__Given problem__: Within the material below, find each line bearing the word "fitting" and present it.

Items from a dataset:
+++
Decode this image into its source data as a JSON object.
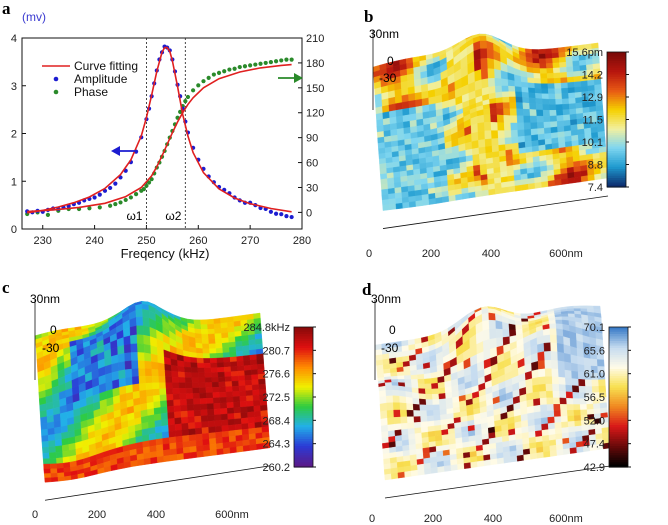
{
  "chart_data": [
    {
      "panel": "a",
      "type": "line",
      "xlabel": "Freqency (kHz)",
      "y_left_label": "(mv)",
      "xlim": [
        226,
        280
      ],
      "ylim_left": [
        0,
        4
      ],
      "ylim_right": [
        -20,
        210
      ],
      "x_ticks": [
        "230",
        "240",
        "250",
        "260",
        "270",
        "280"
      ],
      "y_left_ticks": [
        "0",
        "1",
        "2",
        "3",
        "4"
      ],
      "y_right_ticks": [
        "0",
        "30",
        "60",
        "90",
        "120",
        "150",
        "180",
        "210"
      ],
      "markers": [
        {
          "label": "ω1",
          "x": 250
        },
        {
          "label": "ω2",
          "x": 257.5
        }
      ],
      "legend": [
        "Curve fitting",
        "Amplitude",
        "Phase"
      ],
      "legend_position": "top-left",
      "series": [
        {
          "name": "Curve fitting",
          "axis": "left",
          "color": "#e02020",
          "kind": "line",
          "model": "lorentzian",
          "x": [
            227,
            230,
            233,
            236,
            239,
            242,
            245,
            247,
            249,
            250,
            251,
            252,
            253,
            253.5,
            254,
            254.5,
            255,
            256,
            257,
            258,
            259,
            261,
            264,
            267,
            270,
            274,
            278
          ],
          "y": [
            0.34,
            0.39,
            0.46,
            0.55,
            0.67,
            0.85,
            1.14,
            1.45,
            1.95,
            2.33,
            2.8,
            3.3,
            3.7,
            3.8,
            3.8,
            3.72,
            3.52,
            2.98,
            2.4,
            1.95,
            1.6,
            1.18,
            0.84,
            0.65,
            0.53,
            0.43,
            0.36
          ]
        },
        {
          "name": "Curve fitting (phase)",
          "axis": "right",
          "color": "#e02020",
          "kind": "line",
          "x": [
            227,
            232,
            237,
            242,
            246,
            249,
            251,
            252,
            253,
            254,
            255,
            256,
            257,
            258,
            259,
            261,
            264,
            268,
            272,
            276,
            278
          ],
          "y": [
            1,
            3,
            6,
            11,
            19,
            30,
            44,
            55,
            68,
            82,
            96,
            109,
            120,
            130,
            138,
            150,
            161,
            169,
            174,
            177,
            178
          ]
        },
        {
          "name": "Amplitude",
          "axis": "left",
          "color": "#1c1cd0",
          "kind": "scatter",
          "x": [
            227,
            228,
            229,
            230,
            231,
            232,
            233,
            234,
            235,
            236,
            237,
            238,
            239,
            240,
            241,
            242,
            243,
            244,
            245,
            246,
            247,
            248,
            249,
            250,
            250.5,
            251,
            251.5,
            252,
            252.5,
            253,
            253.5,
            254,
            254.5,
            255,
            255.5,
            256,
            256.5,
            257,
            257.5,
            258,
            259,
            260,
            261,
            262,
            263,
            264,
            265,
            266,
            267,
            268,
            269,
            270,
            271,
            272,
            273,
            274,
            275,
            276,
            277,
            278
          ],
          "y": [
            0.37,
            0.35,
            0.38,
            0.36,
            0.4,
            0.43,
            0.42,
            0.45,
            0.48,
            0.52,
            0.55,
            0.6,
            0.63,
            0.66,
            0.72,
            0.8,
            0.86,
            0.95,
            1.08,
            1.22,
            1.4,
            1.62,
            1.92,
            2.3,
            2.52,
            2.78,
            3.05,
            3.32,
            3.55,
            3.7,
            3.82,
            3.8,
            3.74,
            3.55,
            3.3,
            3.02,
            2.78,
            2.52,
            2.25,
            2.02,
            1.7,
            1.45,
            1.26,
            1.1,
            0.98,
            0.88,
            0.82,
            0.75,
            0.66,
            0.6,
            0.55,
            0.55,
            0.5,
            0.44,
            0.42,
            0.36,
            0.32,
            0.31,
            0.27,
            0.25
          ]
        },
        {
          "name": "Phase",
          "axis": "right",
          "color": "#2a8a2a",
          "kind": "scatter",
          "x": [
            227,
            229,
            231,
            233,
            235,
            237,
            239,
            241,
            243,
            244,
            245,
            246,
            247,
            248,
            249,
            249.5,
            250,
            250.5,
            251,
            251.5,
            252,
            252.5,
            253,
            253.5,
            254,
            254.5,
            255,
            255.5,
            256,
            256.5,
            257,
            257.5,
            258,
            259,
            260,
            261,
            262,
            263,
            264,
            265,
            266,
            267,
            268,
            269,
            270,
            271,
            272,
            273,
            274,
            275,
            276,
            277,
            278
          ],
          "y": [
            -2,
            0,
            -3,
            2,
            4,
            4,
            5,
            6,
            8,
            10,
            12,
            15,
            18,
            22,
            26,
            28,
            32,
            36,
            40,
            47,
            54,
            60,
            67,
            74,
            82,
            90,
            98,
            106,
            114,
            121,
            128,
            134,
            139,
            147,
            153,
            158,
            162,
            166,
            168,
            170,
            172,
            173,
            175,
            176,
            177,
            178,
            179,
            180,
            181,
            182,
            183,
            184,
            184
          ]
        }
      ]
    },
    {
      "panel": "b",
      "type": "heatmap",
      "colorbar_ticks": [
        "15.6pm",
        "14.2",
        "12.9",
        "11.5",
        "10.1",
        "8.8",
        "7.4"
      ],
      "colormap": [
        "#0c2d6e",
        "#1f9bd0",
        "#7fd6f0",
        "#f2f0a0",
        "#f5d000",
        "#e85a14",
        "#b8160e",
        "#7a0a08"
      ]
    },
    {
      "panel": "c",
      "type": "heatmap",
      "colorbar_ticks": [
        "284.8kHz",
        "280.7",
        "276.6",
        "272.5",
        "268.4",
        "264.3",
        "260.2"
      ],
      "colormap": [
        "#5a1a8a",
        "#2b3bd6",
        "#22b0e8",
        "#2ecc40",
        "#f0f000",
        "#ff8c00",
        "#e01010",
        "#8a0a0a"
      ]
    },
    {
      "panel": "d",
      "type": "heatmap",
      "colorbar_ticks": [
        "70.1",
        "65.6",
        "61.0",
        "56.5",
        "52.0",
        "47.4",
        "42.9"
      ],
      "colormap": [
        "#000000",
        "#6a0a0a",
        "#d81818",
        "#f08820",
        "#f8e050",
        "#fffbe8",
        "#c6dcf0",
        "#3a7cc8"
      ]
    }
  ],
  "panels": {
    "a": {
      "letter": "a"
    },
    "b": {
      "letter": "b",
      "z_unit": "30nm",
      "z_zero": "0",
      "z_min": "-30",
      "x_ticks": [
        "0",
        "200",
        "400",
        "600nm"
      ]
    },
    "c": {
      "letter": "c",
      "z_unit": "30nm",
      "z_zero": "0",
      "z_min": "-30",
      "x_ticks": [
        "0",
        "200",
        "400",
        "600nm"
      ]
    },
    "d": {
      "letter": "d",
      "z_unit": "30nm",
      "z_zero": "0",
      "z_min": "-30",
      "x_ticks": [
        "0",
        "200",
        "400",
        "600nm"
      ]
    }
  },
  "colors": {
    "amplitude_axis": "#3a3ad0",
    "phase_axis": "#2a8a2a",
    "fit": "#e02020"
  }
}
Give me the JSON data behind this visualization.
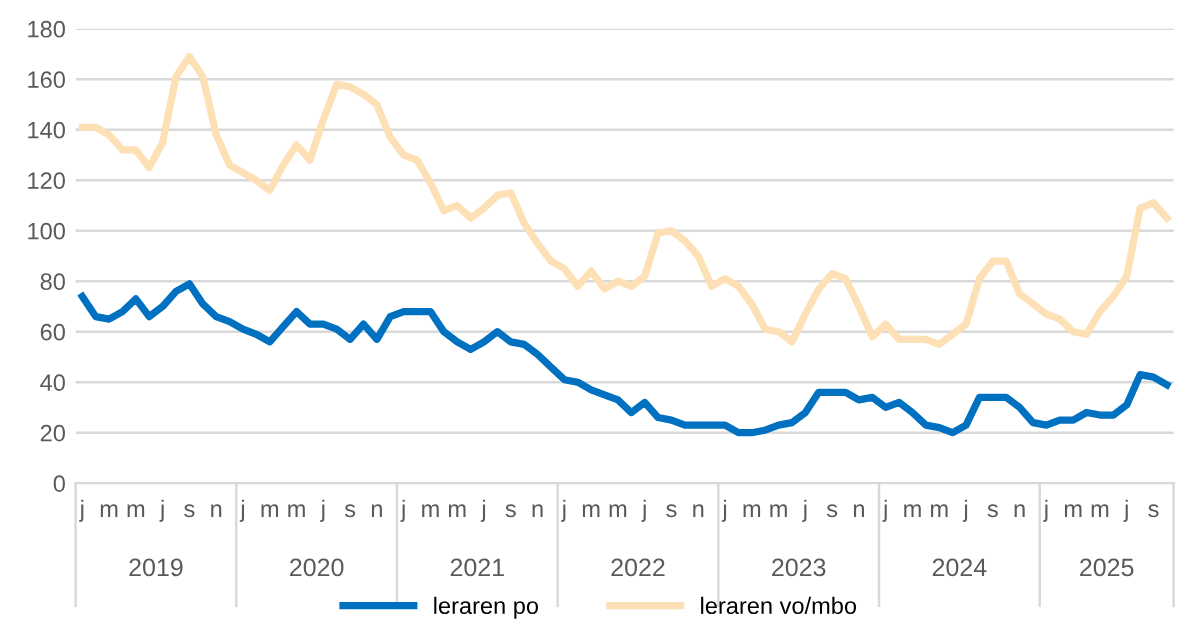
{
  "chart_data": {
    "type": "line",
    "categories": [
      "j",
      null,
      "m",
      null,
      "m",
      null,
      "j",
      null,
      "s",
      null,
      "n",
      null,
      "j",
      null,
      "m",
      null,
      "m",
      null,
      "j",
      null,
      "s",
      null,
      "n",
      null,
      "j",
      null,
      "m",
      null,
      "m",
      null,
      "j",
      null,
      "s",
      null,
      "n",
      null,
      "j",
      null,
      "m",
      null,
      "m",
      null,
      "j",
      null,
      "s",
      null,
      "n",
      null,
      "j",
      null,
      "m",
      null,
      "m",
      null,
      "j",
      null,
      "s",
      null,
      "n",
      null,
      "j",
      null,
      "m",
      null,
      "m",
      null,
      "j",
      null,
      "s",
      null,
      "n",
      null,
      "j",
      null,
      "m",
      null,
      "m",
      null,
      "j",
      null,
      "s",
      null
    ],
    "series": [
      {
        "name": "leraren po",
        "color": "#0070c0",
        "values": [
          74,
          66,
          65,
          68,
          73,
          66,
          70,
          76,
          79,
          71,
          66,
          64,
          61,
          59,
          56,
          62,
          68,
          63,
          63,
          61,
          57,
          63,
          57,
          66,
          68,
          68,
          68,
          60,
          56,
          53,
          56,
          60,
          56,
          55,
          51,
          46,
          41,
          40,
          37,
          35,
          33,
          28,
          32,
          26,
          25,
          23,
          23,
          23,
          23,
          20,
          20,
          21,
          23,
          24,
          28,
          36,
          36,
          36,
          33,
          34,
          30,
          32,
          28,
          23,
          22,
          20,
          23,
          34,
          34,
          34,
          30,
          24,
          23,
          25,
          25,
          28,
          27,
          27,
          31,
          43,
          42,
          39
        ]
      },
      {
        "name": "leraren vo/mbo",
        "color": "#fde0b5",
        "values": [
          141,
          141,
          138,
          132,
          132,
          125,
          135,
          161,
          169,
          161,
          138,
          126,
          123,
          120,
          116,
          126,
          134,
          128,
          144,
          158,
          157,
          154,
          150,
          137,
          130,
          128,
          119,
          108,
          110,
          105,
          109,
          114,
          115,
          103,
          95,
          88,
          85,
          78,
          84,
          77,
          80,
          78,
          82,
          99,
          100,
          96,
          90,
          78,
          81,
          78,
          71,
          61,
          60,
          56,
          67,
          77,
          83,
          81,
          70,
          58,
          63,
          57,
          57,
          57,
          55,
          59,
          63,
          81,
          88,
          88,
          75,
          71,
          67,
          65,
          60,
          59,
          68,
          74,
          82,
          109,
          111,
          105
        ]
      }
    ],
    "annotations": [
      "2019",
      "2020",
      "2021",
      "2022",
      "2023",
      "2024",
      "2025"
    ],
    "ylim": [
      0,
      180
    ],
    "yticks": [
      0,
      20,
      40,
      60,
      80,
      100,
      120,
      140,
      160,
      180
    ],
    "grid": "y",
    "legend": "bottom",
    "line_style": "solid",
    "marker": "none"
  }
}
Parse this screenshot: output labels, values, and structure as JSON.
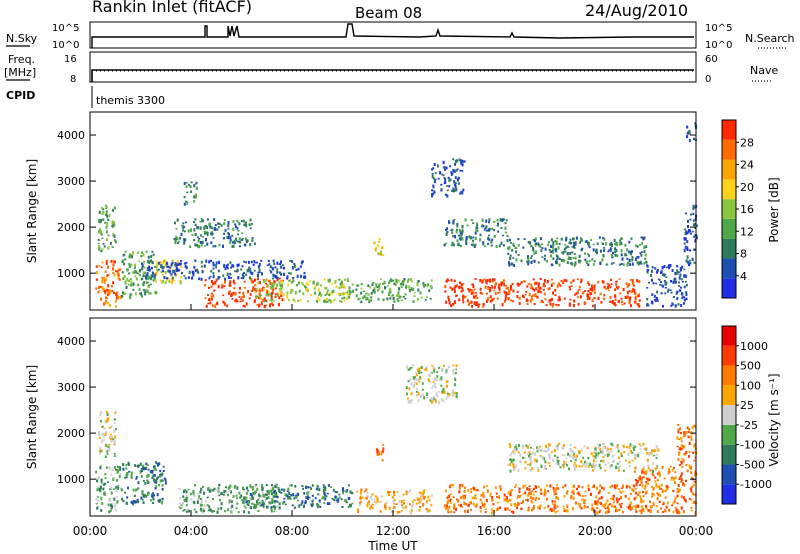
+++
__Complete response__:
        "Curve fitting",
          "name": "Curve fitting",
          "name": "Curve fitting (phase)",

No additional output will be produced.